■ SOURCE DATA
################

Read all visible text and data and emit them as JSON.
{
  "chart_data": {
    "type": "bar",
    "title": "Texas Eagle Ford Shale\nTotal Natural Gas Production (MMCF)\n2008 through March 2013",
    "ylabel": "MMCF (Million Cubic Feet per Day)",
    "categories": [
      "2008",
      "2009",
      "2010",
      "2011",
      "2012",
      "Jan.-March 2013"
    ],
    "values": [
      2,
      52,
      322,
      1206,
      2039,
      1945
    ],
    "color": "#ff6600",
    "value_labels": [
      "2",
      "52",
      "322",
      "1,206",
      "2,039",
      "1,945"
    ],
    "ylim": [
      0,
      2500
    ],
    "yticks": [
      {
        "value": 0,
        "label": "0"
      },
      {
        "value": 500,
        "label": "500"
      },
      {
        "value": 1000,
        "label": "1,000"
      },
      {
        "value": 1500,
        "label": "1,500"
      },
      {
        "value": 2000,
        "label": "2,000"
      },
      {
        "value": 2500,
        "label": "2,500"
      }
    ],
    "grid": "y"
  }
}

################

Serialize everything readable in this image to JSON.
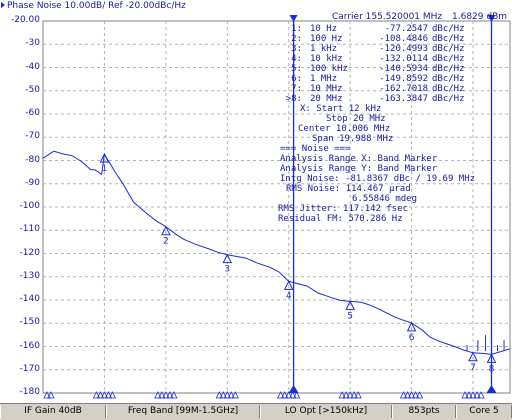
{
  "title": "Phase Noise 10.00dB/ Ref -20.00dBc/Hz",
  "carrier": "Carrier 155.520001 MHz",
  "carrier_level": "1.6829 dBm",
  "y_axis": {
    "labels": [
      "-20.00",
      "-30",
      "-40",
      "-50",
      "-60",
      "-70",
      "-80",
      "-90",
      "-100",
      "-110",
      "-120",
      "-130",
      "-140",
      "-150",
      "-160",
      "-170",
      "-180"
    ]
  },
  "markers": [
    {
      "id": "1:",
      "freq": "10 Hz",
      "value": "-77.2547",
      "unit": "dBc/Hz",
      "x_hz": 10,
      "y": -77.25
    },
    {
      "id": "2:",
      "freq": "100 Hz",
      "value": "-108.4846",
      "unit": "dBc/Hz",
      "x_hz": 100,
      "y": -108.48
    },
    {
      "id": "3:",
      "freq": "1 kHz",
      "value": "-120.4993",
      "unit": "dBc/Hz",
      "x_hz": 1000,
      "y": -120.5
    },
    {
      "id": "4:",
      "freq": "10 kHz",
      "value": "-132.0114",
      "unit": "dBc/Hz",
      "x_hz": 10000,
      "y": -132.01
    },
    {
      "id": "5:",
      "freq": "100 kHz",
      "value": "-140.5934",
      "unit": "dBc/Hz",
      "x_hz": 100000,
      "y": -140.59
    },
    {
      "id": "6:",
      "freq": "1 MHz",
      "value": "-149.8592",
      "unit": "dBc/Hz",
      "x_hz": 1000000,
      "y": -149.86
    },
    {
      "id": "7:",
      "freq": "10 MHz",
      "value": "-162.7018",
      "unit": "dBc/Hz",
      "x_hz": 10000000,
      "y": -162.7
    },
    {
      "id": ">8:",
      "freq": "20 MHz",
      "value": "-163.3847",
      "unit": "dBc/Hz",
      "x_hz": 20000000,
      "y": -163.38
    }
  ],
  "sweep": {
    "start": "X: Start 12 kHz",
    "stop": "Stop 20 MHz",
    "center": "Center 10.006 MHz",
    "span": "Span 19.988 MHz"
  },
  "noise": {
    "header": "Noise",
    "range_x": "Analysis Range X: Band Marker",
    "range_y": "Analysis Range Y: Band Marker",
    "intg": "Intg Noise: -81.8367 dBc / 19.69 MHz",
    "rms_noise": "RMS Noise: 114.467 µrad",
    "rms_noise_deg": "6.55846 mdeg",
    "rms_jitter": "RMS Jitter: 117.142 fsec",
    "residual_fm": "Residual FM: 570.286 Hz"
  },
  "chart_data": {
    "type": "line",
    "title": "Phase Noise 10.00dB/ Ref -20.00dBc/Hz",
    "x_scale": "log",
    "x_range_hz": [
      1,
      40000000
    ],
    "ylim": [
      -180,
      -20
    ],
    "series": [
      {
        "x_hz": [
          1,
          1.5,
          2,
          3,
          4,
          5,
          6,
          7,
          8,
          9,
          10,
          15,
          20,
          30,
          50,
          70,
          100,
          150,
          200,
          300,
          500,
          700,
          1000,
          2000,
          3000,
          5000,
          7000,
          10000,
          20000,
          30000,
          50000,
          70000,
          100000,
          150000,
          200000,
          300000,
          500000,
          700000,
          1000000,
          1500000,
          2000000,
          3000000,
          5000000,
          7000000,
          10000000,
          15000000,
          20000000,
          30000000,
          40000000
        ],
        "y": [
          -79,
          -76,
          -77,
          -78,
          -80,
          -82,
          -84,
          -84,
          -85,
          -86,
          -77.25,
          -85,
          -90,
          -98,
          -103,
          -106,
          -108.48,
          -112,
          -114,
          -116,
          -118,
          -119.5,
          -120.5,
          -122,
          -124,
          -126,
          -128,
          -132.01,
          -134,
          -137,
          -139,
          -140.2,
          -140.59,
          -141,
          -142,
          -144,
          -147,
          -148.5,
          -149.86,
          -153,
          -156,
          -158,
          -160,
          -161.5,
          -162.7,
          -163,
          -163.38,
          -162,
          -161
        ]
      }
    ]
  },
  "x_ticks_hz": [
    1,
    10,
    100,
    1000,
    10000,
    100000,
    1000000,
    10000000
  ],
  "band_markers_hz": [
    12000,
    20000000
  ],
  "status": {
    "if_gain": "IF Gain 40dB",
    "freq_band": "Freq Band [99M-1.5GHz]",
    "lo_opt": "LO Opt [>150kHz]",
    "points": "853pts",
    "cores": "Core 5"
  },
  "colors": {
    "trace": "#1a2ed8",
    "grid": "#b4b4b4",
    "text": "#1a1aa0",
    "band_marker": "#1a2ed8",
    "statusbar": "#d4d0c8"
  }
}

################

■ OBJECTIVE
Each line that holds the word "Analysis" is to be copied.

■ TASK ANSWER
    "range_x": "Analysis Range X: Band Marker",
    "range_y": "Analysis Range Y: Band Marker",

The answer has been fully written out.